### Exercise details:
The data below should be restated word for word, with every picture omitted.

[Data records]
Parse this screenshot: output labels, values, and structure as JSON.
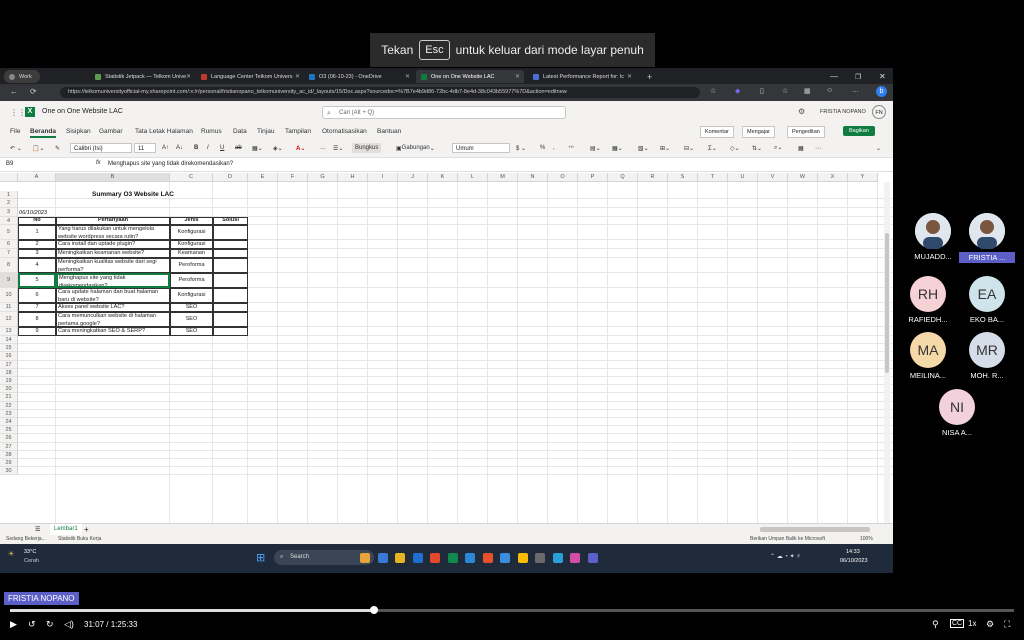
{
  "esc_hint": {
    "prefix": "Tekan",
    "key": "Esc",
    "suffix": "untuk keluar dari mode layar penuh"
  },
  "browser": {
    "profile": "Work",
    "tabs": [
      {
        "label": "Statistik Jetpack — Telkom Unive",
        "color": "#5a9b50"
      },
      {
        "label": "Language Center Telkom Univers",
        "color": "#c0392b"
      },
      {
        "label": "O3 (06-10-23) - OneDrive",
        "color": "#1e73be"
      },
      {
        "label": "One on One Website LAC",
        "color": "#107c41"
      },
      {
        "label": "Latest Performance Report for: lc",
        "color": "#4a6fd6"
      }
    ],
    "url": "https://telkomuniversityofficial-my.sharepoint.com/:x:/r/personal/fristianopano_telkomuniversity_ac_id/_layouts/15/Doc.aspx?sourcedoc=%7B7e4b9d86-72bc-4db7-8e4d-38c043b55977%7D&action=editnew",
    "zoom_badge": "A"
  },
  "excel": {
    "doc_title": "One on One Website LAC",
    "search_placeholder": "Cari (Alt + Q)",
    "user_name": "FRISTIA NOPANO",
    "user_initials": "FN",
    "menu": [
      "File",
      "Beranda",
      "Sisipkan",
      "Gambar",
      "Tata Letak Halaman",
      "Rumus",
      "Data",
      "Tinjau",
      "Tampilan",
      "Otomatisasikan",
      "Bantuan"
    ],
    "active_menu": "Beranda",
    "menu_right": {
      "comment": "Komentar",
      "present": "Mengajar",
      "editing": "Pengeditan",
      "share": "Bagikan"
    },
    "toolbar": {
      "font": "Calibri (Isi)",
      "size": "11",
      "wrap": "Bungkus",
      "merge": "Gabungan",
      "number_format": "Umum"
    },
    "cell_ref": "B9",
    "formula": "Menghapus site yang tidak direkomendasikan?",
    "columns": [
      "A",
      "B",
      "C",
      "D",
      "E",
      "F",
      "G",
      "H",
      "I",
      "J",
      "K",
      "L",
      "M",
      "N",
      "O",
      "P",
      "Q",
      "R",
      "S",
      "T",
      "U",
      "V",
      "W",
      "X",
      "Y"
    ],
    "rows": [
      "1",
      "2",
      "3",
      "4",
      "5",
      "6",
      "7",
      "8",
      "9",
      "10",
      "11",
      "12",
      "13",
      "14",
      "15",
      "16",
      "17",
      "18",
      "19",
      "20",
      "21",
      "22",
      "23",
      "24",
      "25",
      "26",
      "27",
      "28",
      "29",
      "30"
    ],
    "sheet_title": "Summary O3 Website LAC",
    "date": "06/10/2023",
    "table_headers": [
      "No",
      "Pertanyaan",
      "Jenis",
      "Solusi"
    ],
    "table_rows": [
      {
        "no": "1",
        "q": "Yang harus dilakukan untuk mengelola website wordpress secara rutin?",
        "jenis": "Konfigurasi",
        "solusi": ""
      },
      {
        "no": "2",
        "q": "Cara install dan uptade plugin?",
        "jenis": "Konfigurasi",
        "solusi": ""
      },
      {
        "no": "3",
        "q": "Meningkatkan keamanan website?",
        "jenis": "Keamanan",
        "solusi": ""
      },
      {
        "no": "4",
        "q": "Meningkatkan kualitas website dari segi performa?",
        "jenis": "Peroforma",
        "solusi": ""
      },
      {
        "no": "5",
        "q": "Menghapus site yang tidak direkomendasikan?",
        "jenis": "Peroforma",
        "solusi": ""
      },
      {
        "no": "6",
        "q": "Cara update halaman dan buat halaman baru di website?",
        "jenis": "Konfigurasi",
        "solusi": ""
      },
      {
        "no": "7",
        "q": "Akses panel website LAC?",
        "jenis": "SEO",
        "solusi": ""
      },
      {
        "no": "8",
        "q": "Cara memunculkan website di halaman pertama google?",
        "jenis": "SEO",
        "solusi": ""
      },
      {
        "no": "9",
        "q": "Cara meningkatkan SEO & SERP?",
        "jenis": "SEO",
        "solusi": ""
      }
    ],
    "sheet_tab": "Lembar1",
    "status_left": [
      "Sedang Bekerja...",
      "Statistik Buku Kerja"
    ],
    "status_right": [
      "Berikan Umpan Balik ke Microsoft",
      "100%"
    ]
  },
  "taskbar": {
    "weather_temp": "33°C",
    "weather_desc": "Cerah",
    "search_label": "Search",
    "time": "14:33",
    "date": "06/10/2023"
  },
  "participants": [
    {
      "initials": "",
      "name": "MUJADD...",
      "color": "#ffffff",
      "photo": true
    },
    {
      "initials": "",
      "name": "FRISTIA ...",
      "color": "#ffffff",
      "photo": true,
      "highlight": true
    },
    {
      "initials": "RH",
      "name": "RAFIEDH...",
      "color": "#f6d1d6"
    },
    {
      "initials": "EA",
      "name": "EKO BA...",
      "color": "#cfe3ea"
    },
    {
      "initials": "MA",
      "name": "MEILINA...",
      "color": "#f5d9a8"
    },
    {
      "initials": "MR",
      "name": "MOH. R...",
      "color": "#d4dde8"
    },
    {
      "initials": "NI",
      "name": "NISA A...",
      "color": "#f2d0dc"
    }
  ],
  "speaker_label": "FRISTIA NOPANO",
  "player": {
    "current_time": "31:07",
    "total_time": "1:25:33",
    "progress_fraction": 0.363,
    "speed": "1x"
  }
}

### Task solution:
Parse this screenshot: output labels, values, and structure as JSON.
{
  "esc_hint": {
    "prefix": "Tekan",
    "key": "Esc",
    "suffix": "untuk keluar dari mode layar penuh"
  },
  "browser": {
    "profile": "Work",
    "tabs": [
      {
        "label": "Statistik Jetpack — Telkom Unive",
        "color": "#5a9b50"
      },
      {
        "label": "Language Center Telkom Univers",
        "color": "#c0392b"
      },
      {
        "label": "O3 (06-10-23) - OneDrive",
        "color": "#1e73be"
      },
      {
        "label": "One on One Website LAC",
        "color": "#107c41"
      },
      {
        "label": "Latest Performance Report for: lc",
        "color": "#4a6fd6"
      }
    ],
    "url": "https://telkomuniversityofficial-my.sharepoint.com/:x:/r/personal/fristianopano_telkomuniversity_ac_id/_layouts/15/Doc.aspx?sourcedoc=%7B7e4b9d86-72bc-4db7-8e4d-38c043b55977%7D&action=editnew",
    "zoom_badge": "A"
  },
  "excel": {
    "doc_title": "One on One Website LAC",
    "search_placeholder": "Cari (Alt + Q)",
    "user_name": "FRISTIA NOPANO",
    "user_initials": "FN",
    "menu": [
      "File",
      "Beranda",
      "Sisipkan",
      "Gambar",
      "Tata Letak Halaman",
      "Rumus",
      "Data",
      "Tinjau",
      "Tampilan",
      "Otomatisasikan",
      "Bantuan"
    ],
    "active_menu": "Beranda",
    "menu_right": {
      "comment": "Komentar",
      "present": "Mengajar",
      "editing": "Pengeditan",
      "share": "Bagikan"
    },
    "toolbar": {
      "font": "Calibri (Isi)",
      "size": "11",
      "wrap": "Bungkus",
      "merge": "Gabungan",
      "number_format": "Umum"
    },
    "cell_ref": "B9",
    "formula": "Menghapus site yang tidak direkomendasikan?",
    "columns": [
      "A",
      "B",
      "C",
      "D",
      "E",
      "F",
      "G",
      "H",
      "I",
      "J",
      "K",
      "L",
      "M",
      "N",
      "O",
      "P",
      "Q",
      "R",
      "S",
      "T",
      "U",
      "V",
      "W",
      "X",
      "Y"
    ],
    "rows": [
      "1",
      "2",
      "3",
      "4",
      "5",
      "6",
      "7",
      "8",
      "9",
      "10",
      "11",
      "12",
      "13",
      "14",
      "15",
      "16",
      "17",
      "18",
      "19",
      "20",
      "21",
      "22",
      "23",
      "24",
      "25",
      "26",
      "27",
      "28",
      "29",
      "30"
    ],
    "sheet_title": "Summary O3 Website LAC",
    "date": "06/10/2023",
    "table_headers": [
      "No",
      "Pertanyaan",
      "Jenis",
      "Solusi"
    ],
    "table_rows": [
      {
        "no": "1",
        "q": "Yang harus dilakukan untuk mengelola website wordpress secara rutin?",
        "jenis": "Konfigurasi",
        "solusi": ""
      },
      {
        "no": "2",
        "q": "Cara install dan uptade plugin?",
        "jenis": "Konfigurasi",
        "solusi": ""
      },
      {
        "no": "3",
        "q": "Meningkatkan keamanan website?",
        "jenis": "Keamanan",
        "solusi": ""
      },
      {
        "no": "4",
        "q": "Meningkatkan kualitas website dari segi performa?",
        "jenis": "Peroforma",
        "solusi": ""
      },
      {
        "no": "5",
        "q": "Menghapus site yang tidak direkomendasikan?",
        "jenis": "Peroforma",
        "solusi": ""
      },
      {
        "no": "6",
        "q": "Cara update halaman dan buat halaman baru di website?",
        "jenis": "Konfigurasi",
        "solusi": ""
      },
      {
        "no": "7",
        "q": "Akses panel website LAC?",
        "jenis": "SEO",
        "solusi": ""
      },
      {
        "no": "8",
        "q": "Cara memunculkan website di halaman pertama google?",
        "jenis": "SEO",
        "solusi": ""
      },
      {
        "no": "9",
        "q": "Cara meningkatkan SEO & SERP?",
        "jenis": "SEO",
        "solusi": ""
      }
    ],
    "sheet_tab": "Lembar1",
    "status_left": [
      "Sedang Bekerja...",
      "Statistik Buku Kerja"
    ],
    "status_right": [
      "Berikan Umpan Balik ke Microsoft",
      "100%"
    ]
  },
  "taskbar": {
    "weather_temp": "33°C",
    "weather_desc": "Cerah",
    "search_label": "Search",
    "time": "14:33",
    "date": "06/10/2023"
  },
  "participants": [
    {
      "initials": "",
      "name": "MUJADD...",
      "color": "#ffffff",
      "photo": true
    },
    {
      "initials": "",
      "name": "FRISTIA ...",
      "color": "#ffffff",
      "photo": true,
      "highlight": true
    },
    {
      "initials": "RH",
      "name": "RAFIEDH...",
      "color": "#f6d1d6"
    },
    {
      "initials": "EA",
      "name": "EKO BA...",
      "color": "#cfe3ea"
    },
    {
      "initials": "MA",
      "name": "MEILINA...",
      "color": "#f5d9a8"
    },
    {
      "initials": "MR",
      "name": "MOH. R...",
      "color": "#d4dde8"
    },
    {
      "initials": "NI",
      "name": "NISA A...",
      "color": "#f2d0dc"
    }
  ],
  "speaker_label": "FRISTIA NOPANO",
  "player": {
    "current_time": "31:07",
    "total_time": "1:25:33",
    "progress_fraction": 0.363,
    "speed": "1x"
  }
}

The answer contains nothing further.